Copy out every line that contains "this".

[Task data]:
━━━━━━━━━━━━━━━━
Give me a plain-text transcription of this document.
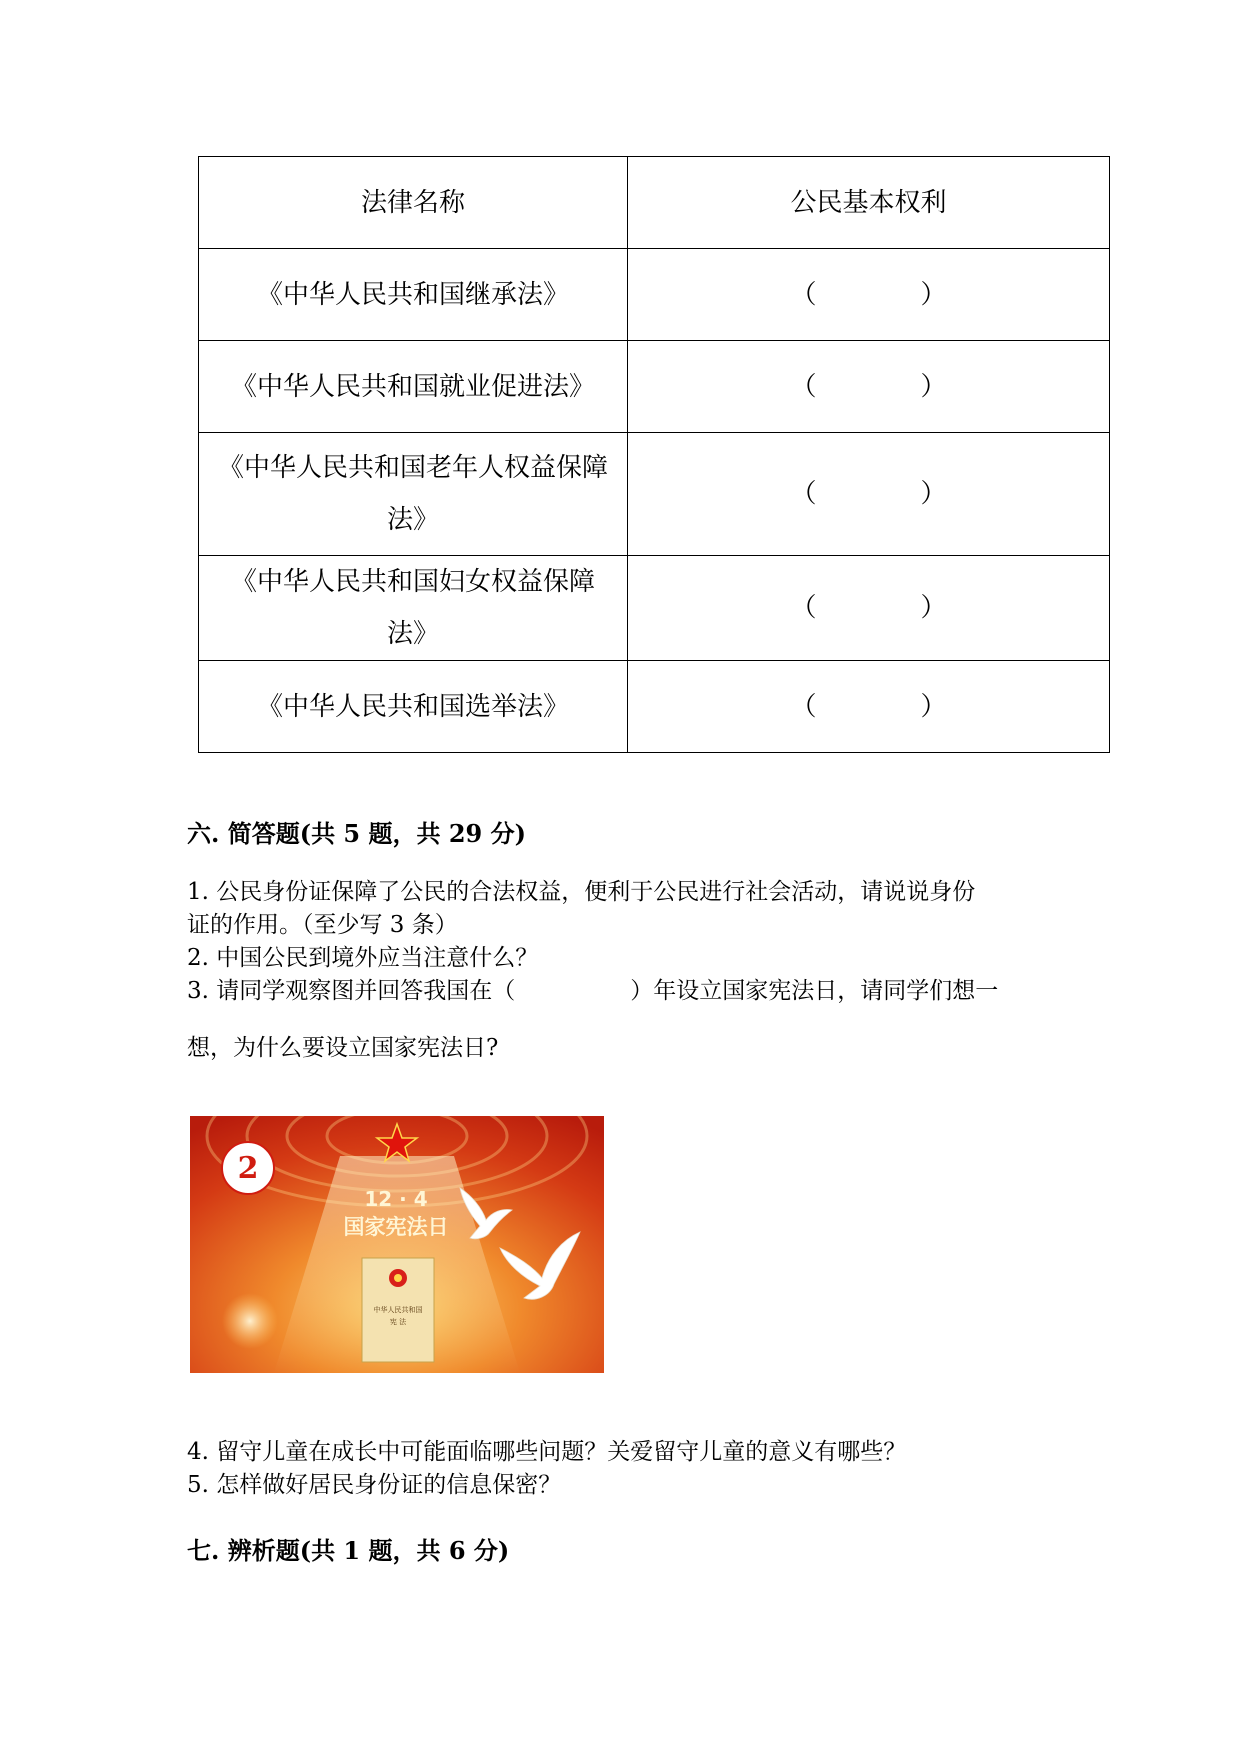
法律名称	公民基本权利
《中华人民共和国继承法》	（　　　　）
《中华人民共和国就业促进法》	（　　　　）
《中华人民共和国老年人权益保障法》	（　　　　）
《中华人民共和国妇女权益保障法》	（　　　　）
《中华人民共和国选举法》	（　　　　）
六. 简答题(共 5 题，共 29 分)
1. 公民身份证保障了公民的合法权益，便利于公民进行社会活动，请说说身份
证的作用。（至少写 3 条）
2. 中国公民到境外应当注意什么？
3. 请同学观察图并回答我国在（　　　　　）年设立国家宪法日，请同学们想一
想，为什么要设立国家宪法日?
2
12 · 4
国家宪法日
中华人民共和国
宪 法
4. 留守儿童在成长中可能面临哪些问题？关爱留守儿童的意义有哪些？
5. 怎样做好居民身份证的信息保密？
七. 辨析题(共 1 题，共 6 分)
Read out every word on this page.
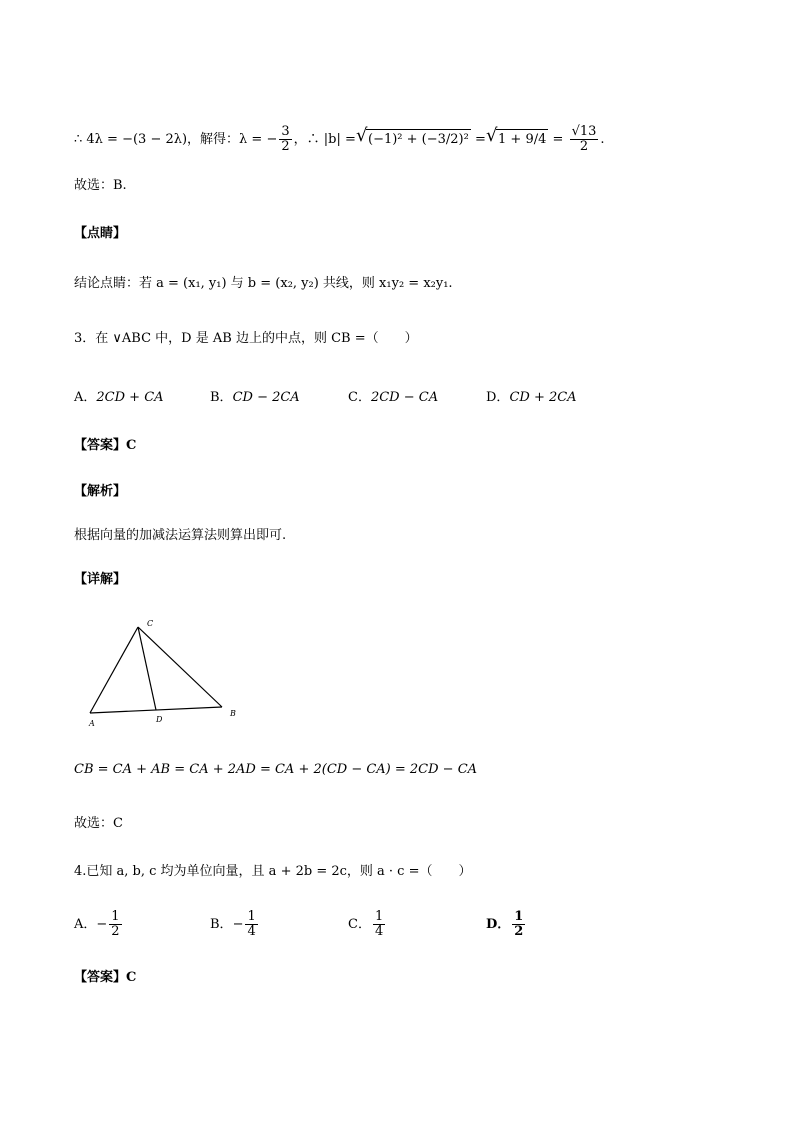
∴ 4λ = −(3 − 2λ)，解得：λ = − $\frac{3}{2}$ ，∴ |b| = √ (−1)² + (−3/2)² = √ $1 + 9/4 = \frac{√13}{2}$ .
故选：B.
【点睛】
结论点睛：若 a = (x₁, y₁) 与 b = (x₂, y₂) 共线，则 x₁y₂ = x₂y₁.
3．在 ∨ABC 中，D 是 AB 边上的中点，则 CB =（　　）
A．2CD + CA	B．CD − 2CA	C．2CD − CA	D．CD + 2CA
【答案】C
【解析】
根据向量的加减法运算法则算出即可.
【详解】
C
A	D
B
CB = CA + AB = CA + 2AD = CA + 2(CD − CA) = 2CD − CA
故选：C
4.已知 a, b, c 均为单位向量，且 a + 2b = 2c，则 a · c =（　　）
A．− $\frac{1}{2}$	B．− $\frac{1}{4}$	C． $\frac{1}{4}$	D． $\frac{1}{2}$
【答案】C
━━━━━━━━━━━━━━━━
[Output]:
Give me a plain-text transcription of this document.
Read out every word on this page.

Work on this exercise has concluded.